[Problem details] Lines that contain "vectors" are to be counted; give only their number.

[Information supplied]
==========

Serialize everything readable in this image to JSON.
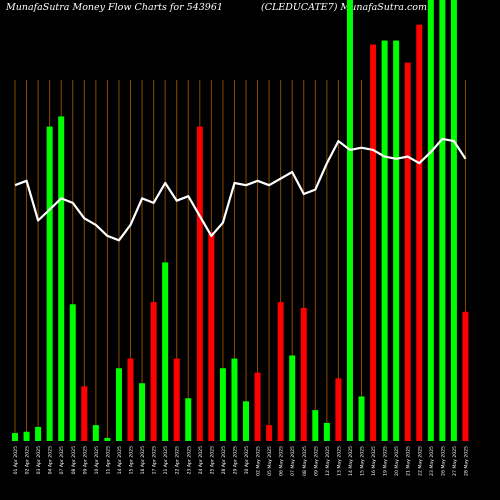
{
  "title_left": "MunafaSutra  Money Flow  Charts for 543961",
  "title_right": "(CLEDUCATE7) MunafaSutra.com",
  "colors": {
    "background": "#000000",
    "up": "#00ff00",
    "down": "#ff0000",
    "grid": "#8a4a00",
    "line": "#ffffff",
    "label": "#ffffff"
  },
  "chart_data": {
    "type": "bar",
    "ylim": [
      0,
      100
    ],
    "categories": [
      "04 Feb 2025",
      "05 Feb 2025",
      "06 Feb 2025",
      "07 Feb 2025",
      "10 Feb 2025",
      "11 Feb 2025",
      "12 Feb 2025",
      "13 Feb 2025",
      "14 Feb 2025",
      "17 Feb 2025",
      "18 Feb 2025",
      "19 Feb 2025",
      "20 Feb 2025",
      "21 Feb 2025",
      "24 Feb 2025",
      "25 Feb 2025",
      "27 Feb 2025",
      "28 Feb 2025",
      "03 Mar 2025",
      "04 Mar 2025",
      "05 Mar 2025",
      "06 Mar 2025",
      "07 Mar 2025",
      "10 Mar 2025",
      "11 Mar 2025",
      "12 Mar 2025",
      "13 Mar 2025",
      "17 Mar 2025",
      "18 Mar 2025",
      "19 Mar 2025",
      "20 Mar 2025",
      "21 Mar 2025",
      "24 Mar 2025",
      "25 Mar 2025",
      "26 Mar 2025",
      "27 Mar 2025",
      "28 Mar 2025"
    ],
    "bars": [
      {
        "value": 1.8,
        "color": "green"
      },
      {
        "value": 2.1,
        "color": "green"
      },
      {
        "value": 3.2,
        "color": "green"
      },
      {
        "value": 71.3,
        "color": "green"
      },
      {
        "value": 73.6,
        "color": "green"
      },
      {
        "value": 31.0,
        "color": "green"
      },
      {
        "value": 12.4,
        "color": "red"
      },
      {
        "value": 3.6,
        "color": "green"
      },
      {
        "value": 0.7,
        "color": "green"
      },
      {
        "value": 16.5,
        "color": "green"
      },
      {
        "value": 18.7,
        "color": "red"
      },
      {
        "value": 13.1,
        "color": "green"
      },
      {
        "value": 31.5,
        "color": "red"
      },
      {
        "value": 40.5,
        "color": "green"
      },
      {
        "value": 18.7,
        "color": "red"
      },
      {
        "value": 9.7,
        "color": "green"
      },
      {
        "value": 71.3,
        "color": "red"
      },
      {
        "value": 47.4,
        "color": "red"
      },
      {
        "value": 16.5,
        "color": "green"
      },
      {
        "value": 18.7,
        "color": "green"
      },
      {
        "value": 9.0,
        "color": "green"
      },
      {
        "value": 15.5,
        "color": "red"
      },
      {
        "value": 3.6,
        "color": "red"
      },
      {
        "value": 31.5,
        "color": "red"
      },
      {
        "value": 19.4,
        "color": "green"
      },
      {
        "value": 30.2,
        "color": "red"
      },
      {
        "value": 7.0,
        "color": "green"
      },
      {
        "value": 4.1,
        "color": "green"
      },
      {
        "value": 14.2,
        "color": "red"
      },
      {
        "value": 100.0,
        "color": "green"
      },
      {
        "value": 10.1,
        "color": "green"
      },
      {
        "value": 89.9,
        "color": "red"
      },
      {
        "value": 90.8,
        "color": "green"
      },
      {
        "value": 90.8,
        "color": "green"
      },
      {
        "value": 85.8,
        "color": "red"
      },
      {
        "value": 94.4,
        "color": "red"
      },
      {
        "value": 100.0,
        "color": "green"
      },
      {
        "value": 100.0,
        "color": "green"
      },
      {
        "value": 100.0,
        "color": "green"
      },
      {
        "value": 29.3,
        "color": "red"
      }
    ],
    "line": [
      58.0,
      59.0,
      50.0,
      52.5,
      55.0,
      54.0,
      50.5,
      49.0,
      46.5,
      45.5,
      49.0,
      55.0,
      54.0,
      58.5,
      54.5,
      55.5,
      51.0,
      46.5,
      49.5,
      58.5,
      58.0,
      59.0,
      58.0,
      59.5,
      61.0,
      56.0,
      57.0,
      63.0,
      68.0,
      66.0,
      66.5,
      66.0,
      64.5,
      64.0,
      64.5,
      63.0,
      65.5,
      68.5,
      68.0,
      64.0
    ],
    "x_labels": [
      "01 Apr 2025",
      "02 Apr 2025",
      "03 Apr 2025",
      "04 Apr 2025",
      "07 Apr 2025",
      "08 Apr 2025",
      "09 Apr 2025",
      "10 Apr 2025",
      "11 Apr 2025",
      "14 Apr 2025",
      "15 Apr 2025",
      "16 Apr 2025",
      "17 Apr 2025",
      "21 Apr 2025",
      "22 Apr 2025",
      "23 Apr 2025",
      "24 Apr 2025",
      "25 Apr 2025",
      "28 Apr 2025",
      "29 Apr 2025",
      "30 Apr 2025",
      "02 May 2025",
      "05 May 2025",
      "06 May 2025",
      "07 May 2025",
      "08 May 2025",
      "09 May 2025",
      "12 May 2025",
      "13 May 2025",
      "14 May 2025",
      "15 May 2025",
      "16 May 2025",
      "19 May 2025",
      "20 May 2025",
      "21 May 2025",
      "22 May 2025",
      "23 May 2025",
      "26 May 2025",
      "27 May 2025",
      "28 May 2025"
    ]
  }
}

==========

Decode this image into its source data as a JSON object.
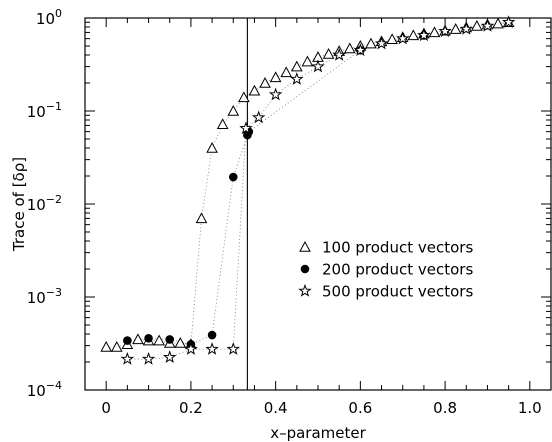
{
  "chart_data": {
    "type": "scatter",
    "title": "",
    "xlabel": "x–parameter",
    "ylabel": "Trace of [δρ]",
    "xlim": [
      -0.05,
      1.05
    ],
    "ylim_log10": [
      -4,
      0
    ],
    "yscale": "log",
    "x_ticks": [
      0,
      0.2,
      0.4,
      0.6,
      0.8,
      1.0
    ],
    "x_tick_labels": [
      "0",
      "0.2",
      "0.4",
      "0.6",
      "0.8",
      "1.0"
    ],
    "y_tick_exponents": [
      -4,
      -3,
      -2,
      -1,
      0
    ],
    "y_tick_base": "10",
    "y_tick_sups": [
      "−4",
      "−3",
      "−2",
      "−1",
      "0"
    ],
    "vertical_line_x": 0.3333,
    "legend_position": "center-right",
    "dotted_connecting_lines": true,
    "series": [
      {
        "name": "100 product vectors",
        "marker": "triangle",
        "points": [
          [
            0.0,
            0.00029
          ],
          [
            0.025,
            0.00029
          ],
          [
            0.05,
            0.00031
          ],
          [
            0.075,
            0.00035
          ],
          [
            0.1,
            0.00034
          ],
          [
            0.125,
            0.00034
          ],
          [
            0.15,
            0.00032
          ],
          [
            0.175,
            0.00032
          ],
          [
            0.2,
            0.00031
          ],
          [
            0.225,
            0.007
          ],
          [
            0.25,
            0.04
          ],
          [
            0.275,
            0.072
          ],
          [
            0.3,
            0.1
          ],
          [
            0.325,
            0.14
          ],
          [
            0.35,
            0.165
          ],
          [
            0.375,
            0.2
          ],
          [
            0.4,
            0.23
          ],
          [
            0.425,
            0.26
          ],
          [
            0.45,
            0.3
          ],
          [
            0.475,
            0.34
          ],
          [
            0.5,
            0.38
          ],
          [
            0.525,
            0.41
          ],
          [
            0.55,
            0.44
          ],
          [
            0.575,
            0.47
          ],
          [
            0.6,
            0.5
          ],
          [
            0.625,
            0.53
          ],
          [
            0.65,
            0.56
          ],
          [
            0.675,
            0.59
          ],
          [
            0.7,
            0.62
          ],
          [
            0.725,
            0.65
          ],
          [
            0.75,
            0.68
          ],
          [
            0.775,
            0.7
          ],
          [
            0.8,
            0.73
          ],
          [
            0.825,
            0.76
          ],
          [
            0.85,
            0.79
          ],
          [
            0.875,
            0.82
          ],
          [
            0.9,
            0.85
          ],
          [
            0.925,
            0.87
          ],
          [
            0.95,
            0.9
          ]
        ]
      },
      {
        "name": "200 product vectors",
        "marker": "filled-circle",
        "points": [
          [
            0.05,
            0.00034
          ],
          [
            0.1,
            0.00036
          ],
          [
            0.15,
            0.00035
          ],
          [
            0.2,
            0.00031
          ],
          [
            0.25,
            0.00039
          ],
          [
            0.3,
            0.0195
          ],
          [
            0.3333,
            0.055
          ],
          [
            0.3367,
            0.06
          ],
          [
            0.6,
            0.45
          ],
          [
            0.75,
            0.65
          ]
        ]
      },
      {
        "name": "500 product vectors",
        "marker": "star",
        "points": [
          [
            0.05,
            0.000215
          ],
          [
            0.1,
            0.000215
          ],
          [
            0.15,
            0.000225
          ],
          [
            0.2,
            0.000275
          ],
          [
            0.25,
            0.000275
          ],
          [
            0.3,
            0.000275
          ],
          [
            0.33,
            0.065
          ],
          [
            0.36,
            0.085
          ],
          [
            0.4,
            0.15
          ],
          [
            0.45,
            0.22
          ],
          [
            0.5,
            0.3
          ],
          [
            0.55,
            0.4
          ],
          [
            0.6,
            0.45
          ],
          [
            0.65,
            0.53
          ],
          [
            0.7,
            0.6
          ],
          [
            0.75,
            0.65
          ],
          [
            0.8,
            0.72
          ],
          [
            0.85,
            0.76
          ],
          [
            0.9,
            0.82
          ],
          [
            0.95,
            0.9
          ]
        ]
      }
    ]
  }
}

==========

[Written answer] 3